**Objective**
Return each entry exactly, with none missing.

**Input data**
=======

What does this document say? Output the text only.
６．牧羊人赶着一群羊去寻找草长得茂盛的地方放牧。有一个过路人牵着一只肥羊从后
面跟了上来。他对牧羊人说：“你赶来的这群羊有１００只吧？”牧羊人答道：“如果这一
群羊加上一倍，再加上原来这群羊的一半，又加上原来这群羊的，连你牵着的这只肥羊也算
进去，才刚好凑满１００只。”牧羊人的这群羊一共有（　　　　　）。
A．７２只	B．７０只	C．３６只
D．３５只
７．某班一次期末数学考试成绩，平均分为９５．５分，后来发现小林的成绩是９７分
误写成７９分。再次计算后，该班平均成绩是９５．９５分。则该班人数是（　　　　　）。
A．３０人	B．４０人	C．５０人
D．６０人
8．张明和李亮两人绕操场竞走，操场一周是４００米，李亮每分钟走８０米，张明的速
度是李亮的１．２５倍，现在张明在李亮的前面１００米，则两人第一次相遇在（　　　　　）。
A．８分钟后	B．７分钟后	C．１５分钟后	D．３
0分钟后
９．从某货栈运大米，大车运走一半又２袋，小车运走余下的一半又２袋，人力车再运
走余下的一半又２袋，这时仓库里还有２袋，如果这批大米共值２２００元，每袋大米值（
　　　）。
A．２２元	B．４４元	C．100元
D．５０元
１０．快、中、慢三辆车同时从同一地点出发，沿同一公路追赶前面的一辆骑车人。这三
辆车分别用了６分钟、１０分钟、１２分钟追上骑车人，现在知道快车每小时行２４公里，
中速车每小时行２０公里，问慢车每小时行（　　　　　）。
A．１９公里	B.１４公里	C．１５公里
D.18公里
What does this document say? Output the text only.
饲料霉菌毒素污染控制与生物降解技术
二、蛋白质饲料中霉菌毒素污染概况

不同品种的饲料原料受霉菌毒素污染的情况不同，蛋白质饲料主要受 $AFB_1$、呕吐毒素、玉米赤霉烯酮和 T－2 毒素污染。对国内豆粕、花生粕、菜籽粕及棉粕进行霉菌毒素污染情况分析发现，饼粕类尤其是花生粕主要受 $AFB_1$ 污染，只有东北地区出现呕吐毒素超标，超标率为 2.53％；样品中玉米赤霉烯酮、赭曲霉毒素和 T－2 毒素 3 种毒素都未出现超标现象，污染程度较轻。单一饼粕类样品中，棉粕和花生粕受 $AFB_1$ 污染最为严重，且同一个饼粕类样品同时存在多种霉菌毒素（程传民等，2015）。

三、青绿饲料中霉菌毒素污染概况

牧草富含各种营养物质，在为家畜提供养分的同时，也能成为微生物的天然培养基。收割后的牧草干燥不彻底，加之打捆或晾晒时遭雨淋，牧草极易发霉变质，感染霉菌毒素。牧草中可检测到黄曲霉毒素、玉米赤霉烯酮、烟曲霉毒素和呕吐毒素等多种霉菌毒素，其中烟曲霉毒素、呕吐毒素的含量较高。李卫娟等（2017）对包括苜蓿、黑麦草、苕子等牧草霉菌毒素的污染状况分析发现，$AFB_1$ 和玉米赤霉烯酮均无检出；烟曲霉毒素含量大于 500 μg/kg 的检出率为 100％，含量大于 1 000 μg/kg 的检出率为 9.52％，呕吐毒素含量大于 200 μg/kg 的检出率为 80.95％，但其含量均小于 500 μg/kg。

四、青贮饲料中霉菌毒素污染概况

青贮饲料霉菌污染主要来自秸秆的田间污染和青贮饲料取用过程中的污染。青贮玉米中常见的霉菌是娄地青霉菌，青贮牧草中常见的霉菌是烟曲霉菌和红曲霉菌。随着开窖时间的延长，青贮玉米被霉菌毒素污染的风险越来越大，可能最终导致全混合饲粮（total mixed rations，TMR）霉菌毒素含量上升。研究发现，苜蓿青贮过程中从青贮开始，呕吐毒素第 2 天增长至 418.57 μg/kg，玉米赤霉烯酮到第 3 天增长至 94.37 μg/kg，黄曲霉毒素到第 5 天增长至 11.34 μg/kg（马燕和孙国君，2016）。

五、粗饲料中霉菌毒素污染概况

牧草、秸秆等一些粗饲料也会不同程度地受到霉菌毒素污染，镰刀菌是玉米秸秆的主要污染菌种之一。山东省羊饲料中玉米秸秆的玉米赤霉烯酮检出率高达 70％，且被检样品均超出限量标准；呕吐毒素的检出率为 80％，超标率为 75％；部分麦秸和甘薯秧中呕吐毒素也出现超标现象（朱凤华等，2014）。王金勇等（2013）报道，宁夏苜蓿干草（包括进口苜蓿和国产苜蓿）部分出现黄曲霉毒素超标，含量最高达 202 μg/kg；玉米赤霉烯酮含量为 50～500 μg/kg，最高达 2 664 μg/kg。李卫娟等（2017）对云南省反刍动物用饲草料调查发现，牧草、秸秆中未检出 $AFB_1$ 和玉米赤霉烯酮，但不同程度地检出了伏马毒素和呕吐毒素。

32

=======

**Written answer**
What does this document say? Output the text only.
６．牧羊人赶着一群羊去寻找草长得茂盛的地方放牧。有一个过路人牵着一只肥羊从后
面跟了上来。他对牧羊人说：“你赶来的这群羊有１００只吧？”牧羊人答道：“如果这一
群羊加上一倍，再加上原来这群羊的一半，又加上原来这群羊的，连你牵着的这只肥羊也算
进去，才刚好凑满１００只。”牧羊人的这群羊一共有（　　　　　）。
A．７２只	B．７０只	C．３６只
D．３５只
７．某班一次期末数学考试成绩，平均分为９５．５分，后来发现小林的成绩是９７分
误写成７９分。再次计算后，该班平均成绩是９５．９５分。则该班人数是（　　　　　）。
A．３０人	B．４０人	C．５０人
D．６０人
8．张明和李亮两人绕操场竞走，操场一周是４００米，李亮每分钟走８０米，张明的速
度是李亮的１．２５倍，现在张明在李亮的前面１００米，则两人第一次相遇在（　　　　　）。
A．８分钟后	B．７分钟后	C．１５分钟后	D．３
0分钟后
９．从某货栈运大米，大车运走一半又２袋，小车运走余下的一半又２袋，人力车再运
走余下的一半又２袋，这时仓库里还有２袋，如果这批大米共值２２００元，每袋大米值（
　　　）。
A．２２元	B．４４元	C．100元
D．５０元
１０．快、中、慢三辆车同时从同一地点出发，沿同一公路追赶前面的一辆骑车人。这三
辆车分别用了６分钟、１０分钟、１２分钟追上骑车人，现在知道快车每小时行２４公里，
中速车每小时行２０公里，问慢车每小时行（　　　　　）。
A．１９公里	B.１４公里	C．１５公里
D.18公里
What does this document say? Output the text only.
饲料霉菌毒素污染控制与生物降解技术
二、蛋白质饲料中霉菌毒素污染概况

不同品种的饲料原料受霉菌毒素污染的情况不同，蛋白质饲料主要受 $AFB_1$、呕吐毒素、玉米赤霉烯酮和 T－2 毒素污染。对国内豆粕、花生粕、菜籽粕及棉粕进行霉菌毒素污染情况分析发现，饼粕类尤其是花生粕主要受 $AFB_1$ 污染，只有东北地区出现呕吐毒素超标，超标率为 2.53％；样品中玉米赤霉烯酮、赭曲霉毒素和 T－2 毒素 3 种毒素都未出现超标现象，污染程度较轻。单一饼粕类样品中，棉粕和花生粕受 $AFB_1$ 污染最为严重，且同一个饼粕类样品同时存在多种霉菌毒素（程传民等，2015）。

三、青绿饲料中霉菌毒素污染概况

牧草富含各种营养物质，在为家畜提供养分的同时，也能成为微生物的天然培养基。收割后的牧草干燥不彻底，加之打捆或晾晒时遭雨淋，牧草极易发霉变质，感染霉菌毒素。牧草中可检测到黄曲霉毒素、玉米赤霉烯酮、烟曲霉毒素和呕吐毒素等多种霉菌毒素，其中烟曲霉毒素、呕吐毒素的含量较高。李卫娟等（2017）对包括苜蓿、黑麦草、苕子等牧草霉菌毒素的污染状况分析发现，$AFB_1$ 和玉米赤霉烯酮均无检出；烟曲霉毒素含量大于 500 μg/kg 的检出率为 100％，含量大于 1 000 μg/kg 的检出率为 9.52％，呕吐毒素含量大于 200 μg/kg 的检出率为 80.95％，但其含量均小于 500 μg/kg。

四、青贮饲料中霉菌毒素污染概况

青贮饲料霉菌污染主要来自秸秆的田间污染和青贮饲料取用过程中的污染。青贮玉米中常见的霉菌是娄地青霉菌，青贮牧草中常见的霉菌是烟曲霉菌和红曲霉菌。随着开窖时间的延长，青贮玉米被霉菌毒素污染的风险越来越大，可能最终导致全混合饲粮（total mixed rations，TMR）霉菌毒素含量上升。研究发现，苜蓿青贮过程中从青贮开始，呕吐毒素第 2 天增长至 418.57 μg/kg，玉米赤霉烯酮到第 3 天增长至 94.37 μg/kg，黄曲霉毒素到第 5 天增长至 11.34 μg/kg（马燕和孙国君，2016）。

五、粗饲料中霉菌毒素污染概况

牧草、秸秆等一些粗饲料也会不同程度地受到霉菌毒素污染，镰刀菌是玉米秸秆的主要污染菌种之一。山东省羊饲料中玉米秸秆的玉米赤霉烯酮检出率高达 70％，且被检样品均超出限量标准；呕吐毒素的检出率为 80％，超标率为 75％；部分麦秸和甘薯秧中呕吐毒素也出现超标现象（朱凤华等，2014）。王金勇等（2013）报道，宁夏苜蓿干草（包括进口苜蓿和国产苜蓿）部分出现黄曲霉毒素超标，含量最高达 202 μg/kg；玉米赤霉烯酮含量为 50～500 μg/kg，最高达 2 664 μg/kg。李卫娟等（2017）对云南省反刍动物用饲草料调查发现，牧草、秸秆中未检出 $AFB_1$ 和玉米赤霉烯酮，但不同程度地检出了伏马毒素和呕吐毒素。

32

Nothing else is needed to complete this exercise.